Goal of the exercise:
From the listing below, pull out all lines with "name" in them.

Provided records:
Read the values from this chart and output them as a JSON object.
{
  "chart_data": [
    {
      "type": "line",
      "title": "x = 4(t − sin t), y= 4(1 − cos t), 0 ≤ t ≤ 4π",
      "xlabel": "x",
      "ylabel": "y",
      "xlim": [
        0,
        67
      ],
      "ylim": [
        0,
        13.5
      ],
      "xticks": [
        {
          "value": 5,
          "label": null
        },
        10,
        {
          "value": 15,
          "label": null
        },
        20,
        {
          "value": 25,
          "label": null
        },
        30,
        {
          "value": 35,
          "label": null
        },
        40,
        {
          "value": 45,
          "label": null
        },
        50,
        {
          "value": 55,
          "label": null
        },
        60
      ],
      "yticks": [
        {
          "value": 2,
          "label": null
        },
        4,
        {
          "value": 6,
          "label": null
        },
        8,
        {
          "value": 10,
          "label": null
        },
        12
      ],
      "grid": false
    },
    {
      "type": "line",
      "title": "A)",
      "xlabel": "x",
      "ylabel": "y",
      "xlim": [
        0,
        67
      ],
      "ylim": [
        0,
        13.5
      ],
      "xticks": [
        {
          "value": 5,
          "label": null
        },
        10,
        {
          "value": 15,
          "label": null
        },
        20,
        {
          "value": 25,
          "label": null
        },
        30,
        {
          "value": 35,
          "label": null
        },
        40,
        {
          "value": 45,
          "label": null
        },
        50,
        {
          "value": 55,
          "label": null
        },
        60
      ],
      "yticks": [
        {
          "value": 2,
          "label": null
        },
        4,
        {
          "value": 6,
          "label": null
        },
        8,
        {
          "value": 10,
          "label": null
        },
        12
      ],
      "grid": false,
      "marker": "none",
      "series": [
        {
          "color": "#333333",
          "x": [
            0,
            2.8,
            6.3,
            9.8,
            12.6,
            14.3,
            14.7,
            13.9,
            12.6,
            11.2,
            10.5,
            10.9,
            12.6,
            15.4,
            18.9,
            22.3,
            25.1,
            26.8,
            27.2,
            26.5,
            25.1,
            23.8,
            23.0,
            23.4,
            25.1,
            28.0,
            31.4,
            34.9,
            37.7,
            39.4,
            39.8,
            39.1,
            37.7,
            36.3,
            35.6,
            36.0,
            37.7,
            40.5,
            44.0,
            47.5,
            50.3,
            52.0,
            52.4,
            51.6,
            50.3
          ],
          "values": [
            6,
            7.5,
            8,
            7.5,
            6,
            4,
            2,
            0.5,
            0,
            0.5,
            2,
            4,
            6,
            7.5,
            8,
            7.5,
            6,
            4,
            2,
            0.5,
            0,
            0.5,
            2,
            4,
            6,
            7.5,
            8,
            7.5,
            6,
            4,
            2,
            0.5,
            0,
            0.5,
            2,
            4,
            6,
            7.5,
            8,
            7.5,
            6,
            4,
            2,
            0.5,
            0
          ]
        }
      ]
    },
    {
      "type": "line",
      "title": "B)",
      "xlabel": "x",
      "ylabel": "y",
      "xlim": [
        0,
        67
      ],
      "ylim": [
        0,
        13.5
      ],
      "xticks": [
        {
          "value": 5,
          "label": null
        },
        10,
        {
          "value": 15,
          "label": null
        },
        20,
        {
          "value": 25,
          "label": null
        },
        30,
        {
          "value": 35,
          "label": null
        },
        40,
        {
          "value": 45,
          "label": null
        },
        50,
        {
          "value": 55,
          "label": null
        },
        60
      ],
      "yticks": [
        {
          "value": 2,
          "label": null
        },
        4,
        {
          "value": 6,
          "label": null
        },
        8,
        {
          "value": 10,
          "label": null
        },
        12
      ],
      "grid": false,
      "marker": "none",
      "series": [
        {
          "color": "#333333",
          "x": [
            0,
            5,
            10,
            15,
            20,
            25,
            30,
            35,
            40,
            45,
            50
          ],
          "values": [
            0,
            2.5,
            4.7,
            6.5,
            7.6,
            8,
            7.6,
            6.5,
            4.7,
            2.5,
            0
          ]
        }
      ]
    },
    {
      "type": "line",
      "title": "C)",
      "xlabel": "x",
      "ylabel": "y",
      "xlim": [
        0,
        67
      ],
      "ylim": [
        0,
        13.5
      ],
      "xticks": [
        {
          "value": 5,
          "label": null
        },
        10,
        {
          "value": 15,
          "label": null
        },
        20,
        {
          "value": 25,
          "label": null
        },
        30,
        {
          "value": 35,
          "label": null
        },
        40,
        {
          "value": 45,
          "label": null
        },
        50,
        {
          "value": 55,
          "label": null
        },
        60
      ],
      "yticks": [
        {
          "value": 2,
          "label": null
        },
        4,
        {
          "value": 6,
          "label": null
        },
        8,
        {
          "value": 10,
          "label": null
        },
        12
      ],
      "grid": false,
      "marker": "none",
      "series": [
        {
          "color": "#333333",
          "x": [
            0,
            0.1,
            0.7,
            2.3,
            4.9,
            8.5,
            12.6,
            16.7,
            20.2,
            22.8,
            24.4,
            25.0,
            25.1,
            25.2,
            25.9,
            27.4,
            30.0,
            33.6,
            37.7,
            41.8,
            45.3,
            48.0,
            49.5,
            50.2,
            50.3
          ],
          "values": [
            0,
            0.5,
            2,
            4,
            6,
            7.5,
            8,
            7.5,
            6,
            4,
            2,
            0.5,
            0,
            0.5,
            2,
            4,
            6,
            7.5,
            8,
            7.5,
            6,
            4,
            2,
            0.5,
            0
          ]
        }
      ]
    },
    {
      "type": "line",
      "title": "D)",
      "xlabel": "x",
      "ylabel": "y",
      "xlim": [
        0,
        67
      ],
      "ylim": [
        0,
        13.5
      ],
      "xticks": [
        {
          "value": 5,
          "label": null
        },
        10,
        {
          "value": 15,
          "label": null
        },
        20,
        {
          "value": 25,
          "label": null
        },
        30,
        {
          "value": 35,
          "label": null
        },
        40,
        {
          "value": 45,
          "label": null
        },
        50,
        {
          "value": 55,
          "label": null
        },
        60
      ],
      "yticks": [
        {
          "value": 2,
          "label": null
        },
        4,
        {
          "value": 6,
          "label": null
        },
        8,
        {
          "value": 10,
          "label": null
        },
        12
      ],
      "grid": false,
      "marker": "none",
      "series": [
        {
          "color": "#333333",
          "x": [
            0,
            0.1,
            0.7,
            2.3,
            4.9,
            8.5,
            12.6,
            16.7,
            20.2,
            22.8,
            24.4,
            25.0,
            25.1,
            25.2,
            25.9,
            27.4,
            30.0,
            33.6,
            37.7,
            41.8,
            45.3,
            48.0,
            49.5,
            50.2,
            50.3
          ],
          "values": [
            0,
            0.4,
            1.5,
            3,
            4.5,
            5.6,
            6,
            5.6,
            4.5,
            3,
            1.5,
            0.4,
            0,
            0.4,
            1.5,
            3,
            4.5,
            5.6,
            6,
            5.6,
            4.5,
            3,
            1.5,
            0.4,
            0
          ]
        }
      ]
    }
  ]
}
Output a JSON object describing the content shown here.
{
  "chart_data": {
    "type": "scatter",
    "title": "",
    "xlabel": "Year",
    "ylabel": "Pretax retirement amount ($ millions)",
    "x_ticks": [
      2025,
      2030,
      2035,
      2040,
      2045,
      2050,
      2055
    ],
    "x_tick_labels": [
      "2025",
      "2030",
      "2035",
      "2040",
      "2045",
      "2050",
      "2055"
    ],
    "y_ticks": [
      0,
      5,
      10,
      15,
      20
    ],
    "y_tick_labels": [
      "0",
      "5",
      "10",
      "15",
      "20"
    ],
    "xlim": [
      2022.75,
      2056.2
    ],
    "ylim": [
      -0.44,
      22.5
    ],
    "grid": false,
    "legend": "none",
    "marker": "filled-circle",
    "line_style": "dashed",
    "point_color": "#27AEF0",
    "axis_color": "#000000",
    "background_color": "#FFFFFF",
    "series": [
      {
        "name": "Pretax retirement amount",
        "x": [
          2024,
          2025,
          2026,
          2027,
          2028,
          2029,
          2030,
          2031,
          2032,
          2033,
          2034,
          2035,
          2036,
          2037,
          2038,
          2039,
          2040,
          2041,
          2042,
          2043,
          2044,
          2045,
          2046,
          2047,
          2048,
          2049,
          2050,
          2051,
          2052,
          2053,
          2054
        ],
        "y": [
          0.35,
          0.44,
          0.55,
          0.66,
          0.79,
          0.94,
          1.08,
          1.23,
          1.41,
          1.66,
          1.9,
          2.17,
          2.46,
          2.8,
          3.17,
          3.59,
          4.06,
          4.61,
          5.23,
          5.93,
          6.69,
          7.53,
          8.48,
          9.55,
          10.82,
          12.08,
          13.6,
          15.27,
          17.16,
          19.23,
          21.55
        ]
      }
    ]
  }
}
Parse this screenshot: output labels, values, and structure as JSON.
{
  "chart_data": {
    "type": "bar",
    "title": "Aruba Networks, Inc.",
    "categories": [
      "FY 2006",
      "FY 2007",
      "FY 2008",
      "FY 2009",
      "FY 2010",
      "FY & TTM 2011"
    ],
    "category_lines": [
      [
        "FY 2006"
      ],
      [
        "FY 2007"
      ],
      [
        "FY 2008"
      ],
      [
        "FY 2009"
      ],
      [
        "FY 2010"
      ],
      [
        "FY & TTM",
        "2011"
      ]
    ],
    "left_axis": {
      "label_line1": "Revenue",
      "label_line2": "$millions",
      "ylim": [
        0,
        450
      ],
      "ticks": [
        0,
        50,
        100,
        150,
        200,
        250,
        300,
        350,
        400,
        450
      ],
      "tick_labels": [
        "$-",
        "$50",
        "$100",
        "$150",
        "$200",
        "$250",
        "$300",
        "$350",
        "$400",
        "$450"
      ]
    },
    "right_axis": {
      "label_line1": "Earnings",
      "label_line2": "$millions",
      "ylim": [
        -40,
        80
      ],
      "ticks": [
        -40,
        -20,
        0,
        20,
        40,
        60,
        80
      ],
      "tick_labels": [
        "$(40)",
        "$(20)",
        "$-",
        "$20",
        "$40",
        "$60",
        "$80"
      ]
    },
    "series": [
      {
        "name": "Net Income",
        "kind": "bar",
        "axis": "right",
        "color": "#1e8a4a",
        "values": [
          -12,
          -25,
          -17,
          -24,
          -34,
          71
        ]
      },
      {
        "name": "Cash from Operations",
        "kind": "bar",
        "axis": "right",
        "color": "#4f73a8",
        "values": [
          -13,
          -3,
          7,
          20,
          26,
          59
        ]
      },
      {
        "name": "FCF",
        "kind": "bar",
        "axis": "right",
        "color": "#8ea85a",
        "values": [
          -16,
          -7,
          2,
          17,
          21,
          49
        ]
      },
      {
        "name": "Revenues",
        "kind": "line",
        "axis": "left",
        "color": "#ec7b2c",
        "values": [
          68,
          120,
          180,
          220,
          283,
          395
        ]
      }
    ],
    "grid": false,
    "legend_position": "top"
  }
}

Output:
        "name": "Pretax retirement amount",
        "name": "Net Income",
        "name": "Cash from Operations",
        "name": "FCF",
        "name": "Revenues",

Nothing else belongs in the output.